═════ Material supplied ═════

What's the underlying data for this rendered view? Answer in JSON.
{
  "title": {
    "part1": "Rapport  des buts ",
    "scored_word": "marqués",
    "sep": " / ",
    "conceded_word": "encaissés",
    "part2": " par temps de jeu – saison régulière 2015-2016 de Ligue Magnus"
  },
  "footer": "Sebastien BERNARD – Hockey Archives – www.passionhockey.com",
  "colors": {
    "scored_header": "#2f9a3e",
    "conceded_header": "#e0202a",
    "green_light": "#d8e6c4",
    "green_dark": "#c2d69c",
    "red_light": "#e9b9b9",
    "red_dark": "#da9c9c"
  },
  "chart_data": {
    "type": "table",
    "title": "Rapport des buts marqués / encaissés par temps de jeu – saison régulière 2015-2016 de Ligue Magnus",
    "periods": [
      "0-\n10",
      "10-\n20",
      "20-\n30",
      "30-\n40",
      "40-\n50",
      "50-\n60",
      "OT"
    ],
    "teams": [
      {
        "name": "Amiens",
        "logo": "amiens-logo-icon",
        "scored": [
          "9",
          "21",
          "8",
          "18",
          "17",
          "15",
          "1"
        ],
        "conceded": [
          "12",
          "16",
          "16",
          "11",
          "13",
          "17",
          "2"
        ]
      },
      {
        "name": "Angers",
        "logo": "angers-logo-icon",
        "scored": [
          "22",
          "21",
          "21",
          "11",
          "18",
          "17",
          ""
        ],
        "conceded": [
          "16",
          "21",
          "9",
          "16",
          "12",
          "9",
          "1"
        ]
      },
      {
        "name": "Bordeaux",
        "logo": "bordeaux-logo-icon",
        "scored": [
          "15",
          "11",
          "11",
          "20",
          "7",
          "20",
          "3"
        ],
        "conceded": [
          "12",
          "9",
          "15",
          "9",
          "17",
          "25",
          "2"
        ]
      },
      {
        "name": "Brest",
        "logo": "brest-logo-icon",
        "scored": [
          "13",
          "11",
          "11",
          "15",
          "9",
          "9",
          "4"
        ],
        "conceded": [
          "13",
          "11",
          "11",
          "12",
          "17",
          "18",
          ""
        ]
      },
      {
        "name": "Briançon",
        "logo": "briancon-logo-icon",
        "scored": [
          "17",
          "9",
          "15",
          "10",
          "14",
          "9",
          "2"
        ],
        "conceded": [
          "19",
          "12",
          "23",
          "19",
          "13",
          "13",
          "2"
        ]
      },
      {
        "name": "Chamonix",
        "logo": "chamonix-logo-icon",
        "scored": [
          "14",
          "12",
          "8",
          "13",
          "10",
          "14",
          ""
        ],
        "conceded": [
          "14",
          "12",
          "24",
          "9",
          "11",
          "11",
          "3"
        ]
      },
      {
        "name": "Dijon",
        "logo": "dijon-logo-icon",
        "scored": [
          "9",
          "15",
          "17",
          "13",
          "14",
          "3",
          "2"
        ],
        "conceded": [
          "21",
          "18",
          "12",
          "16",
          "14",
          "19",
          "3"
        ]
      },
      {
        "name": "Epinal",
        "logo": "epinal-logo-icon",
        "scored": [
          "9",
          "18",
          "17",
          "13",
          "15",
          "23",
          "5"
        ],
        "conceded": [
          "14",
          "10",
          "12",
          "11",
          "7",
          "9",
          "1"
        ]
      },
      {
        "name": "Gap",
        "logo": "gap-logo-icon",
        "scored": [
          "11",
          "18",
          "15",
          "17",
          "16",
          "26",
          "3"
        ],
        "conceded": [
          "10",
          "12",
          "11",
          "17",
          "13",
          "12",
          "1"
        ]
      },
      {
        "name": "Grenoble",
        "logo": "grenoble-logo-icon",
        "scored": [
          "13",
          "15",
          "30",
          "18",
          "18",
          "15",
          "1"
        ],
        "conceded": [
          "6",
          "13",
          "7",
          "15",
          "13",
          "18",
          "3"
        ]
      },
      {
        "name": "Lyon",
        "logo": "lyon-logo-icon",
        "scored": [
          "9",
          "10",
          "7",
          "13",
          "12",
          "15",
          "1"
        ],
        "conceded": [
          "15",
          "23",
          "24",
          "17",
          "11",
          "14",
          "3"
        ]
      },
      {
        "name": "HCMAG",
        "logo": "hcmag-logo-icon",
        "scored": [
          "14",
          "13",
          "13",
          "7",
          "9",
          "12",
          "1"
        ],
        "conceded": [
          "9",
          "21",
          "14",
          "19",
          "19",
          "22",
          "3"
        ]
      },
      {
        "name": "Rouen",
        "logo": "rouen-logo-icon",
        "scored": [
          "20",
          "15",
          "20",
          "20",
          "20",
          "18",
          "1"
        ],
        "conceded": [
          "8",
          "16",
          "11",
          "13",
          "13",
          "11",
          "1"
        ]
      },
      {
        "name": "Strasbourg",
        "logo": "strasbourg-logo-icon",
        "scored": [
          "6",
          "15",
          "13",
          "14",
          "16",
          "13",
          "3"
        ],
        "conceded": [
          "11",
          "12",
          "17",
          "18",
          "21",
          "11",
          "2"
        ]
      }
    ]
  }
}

═════

-- Your instructions --
Each line must be given again exactly as written above.

-- Exercise response --
What's the underlying data for this rendered view? Answer in JSON.
{
  "title": {
    "part1": "Rapport  des buts ",
    "scored_word": "marqués",
    "sep": " / ",
    "conceded_word": "encaissés",
    "part2": " par temps de jeu – saison régulière 2015-2016 de Ligue Magnus"
  },
  "footer": "Sebastien BERNARD – Hockey Archives – www.passionhockey.com",
  "colors": {
    "scored_header": "#2f9a3e",
    "conceded_header": "#e0202a",
    "green_light": "#d8e6c4",
    "green_dark": "#c2d69c",
    "red_light": "#e9b9b9",
    "red_dark": "#da9c9c"
  },
  "chart_data": {
    "type": "table",
    "title": "Rapport des buts marqués / encaissés par temps de jeu – saison régulière 2015-2016 de Ligue Magnus",
    "periods": [
      "0-\n10",
      "10-\n20",
      "20-\n30",
      "30-\n40",
      "40-\n50",
      "50-\n60",
      "OT"
    ],
    "teams": [
      {
        "name": "Amiens",
        "logo": "amiens-logo-icon",
        "scored": [
          "9",
          "21",
          "8",
          "18",
          "17",
          "15",
          "1"
        ],
        "conceded": [
          "12",
          "16",
          "16",
          "11",
          "13",
          "17",
          "2"
        ]
      },
      {
        "name": "Angers",
        "logo": "angers-logo-icon",
        "scored": [
          "22",
          "21",
          "21",
          "11",
          "18",
          "17",
          ""
        ],
        "conceded": [
          "16",
          "21",
          "9",
          "16",
          "12",
          "9",
          "1"
        ]
      },
      {
        "name": "Bordeaux",
        "logo": "bordeaux-logo-icon",
        "scored": [
          "15",
          "11",
          "11",
          "20",
          "7",
          "20",
          "3"
        ],
        "conceded": [
          "12",
          "9",
          "15",
          "9",
          "17",
          "25",
          "2"
        ]
      },
      {
        "name": "Brest",
        "logo": "brest-logo-icon",
        "scored": [
          "13",
          "11",
          "11",
          "15",
          "9",
          "9",
          "4"
        ],
        "conceded": [
          "13",
          "11",
          "11",
          "12",
          "17",
          "18",
          ""
        ]
      },
      {
        "name": "Briançon",
        "logo": "briancon-logo-icon",
        "scored": [
          "17",
          "9",
          "15",
          "10",
          "14",
          "9",
          "2"
        ],
        "conceded": [
          "19",
          "12",
          "23",
          "19",
          "13",
          "13",
          "2"
        ]
      },
      {
        "name": "Chamonix",
        "logo": "chamonix-logo-icon",
        "scored": [
          "14",
          "12",
          "8",
          "13",
          "10",
          "14",
          ""
        ],
        "conceded": [
          "14",
          "12",
          "24",
          "9",
          "11",
          "11",
          "3"
        ]
      },
      {
        "name": "Dijon",
        "logo": "dijon-logo-icon",
        "scored": [
          "9",
          "15",
          "17",
          "13",
          "14",
          "3",
          "2"
        ],
        "conceded": [
          "21",
          "18",
          "12",
          "16",
          "14",
          "19",
          "3"
        ]
      },
      {
        "name": "Epinal",
        "logo": "epinal-logo-icon",
        "scored": [
          "9",
          "18",
          "17",
          "13",
          "15",
          "23",
          "5"
        ],
        "conceded": [
          "14",
          "10",
          "12",
          "11",
          "7",
          "9",
          "1"
        ]
      },
      {
        "name": "Gap",
        "logo": "gap-logo-icon",
        "scored": [
          "11",
          "18",
          "15",
          "17",
          "16",
          "26",
          "3"
        ],
        "conceded": [
          "10",
          "12",
          "11",
          "17",
          "13",
          "12",
          "1"
        ]
      },
      {
        "name": "Grenoble",
        "logo": "grenoble-logo-icon",
        "scored": [
          "13",
          "15",
          "30",
          "18",
          "18",
          "15",
          "1"
        ],
        "conceded": [
          "6",
          "13",
          "7",
          "15",
          "13",
          "18",
          "3"
        ]
      },
      {
        "name": "Lyon",
        "logo": "lyon-logo-icon",
        "scored": [
          "9",
          "10",
          "7",
          "13",
          "12",
          "15",
          "1"
        ],
        "conceded": [
          "15",
          "23",
          "24",
          "17",
          "11",
          "14",
          "3"
        ]
      },
      {
        "name": "HCMAG",
        "logo": "hcmag-logo-icon",
        "scored": [
          "14",
          "13",
          "13",
          "7",
          "9",
          "12",
          "1"
        ],
        "conceded": [
          "9",
          "21",
          "14",
          "19",
          "19",
          "22",
          "3"
        ]
      },
      {
        "name": "Rouen",
        "logo": "rouen-logo-icon",
        "scored": [
          "20",
          "15",
          "20",
          "20",
          "20",
          "18",
          "1"
        ],
        "conceded": [
          "8",
          "16",
          "11",
          "13",
          "13",
          "11",
          "1"
        ]
      },
      {
        "name": "Strasbourg",
        "logo": "strasbourg-logo-icon",
        "scored": [
          "6",
          "15",
          "13",
          "14",
          "16",
          "13",
          "3"
        ],
        "conceded": [
          "11",
          "12",
          "17",
          "18",
          "21",
          "11",
          "2"
        ]
      }
    ]
  }
}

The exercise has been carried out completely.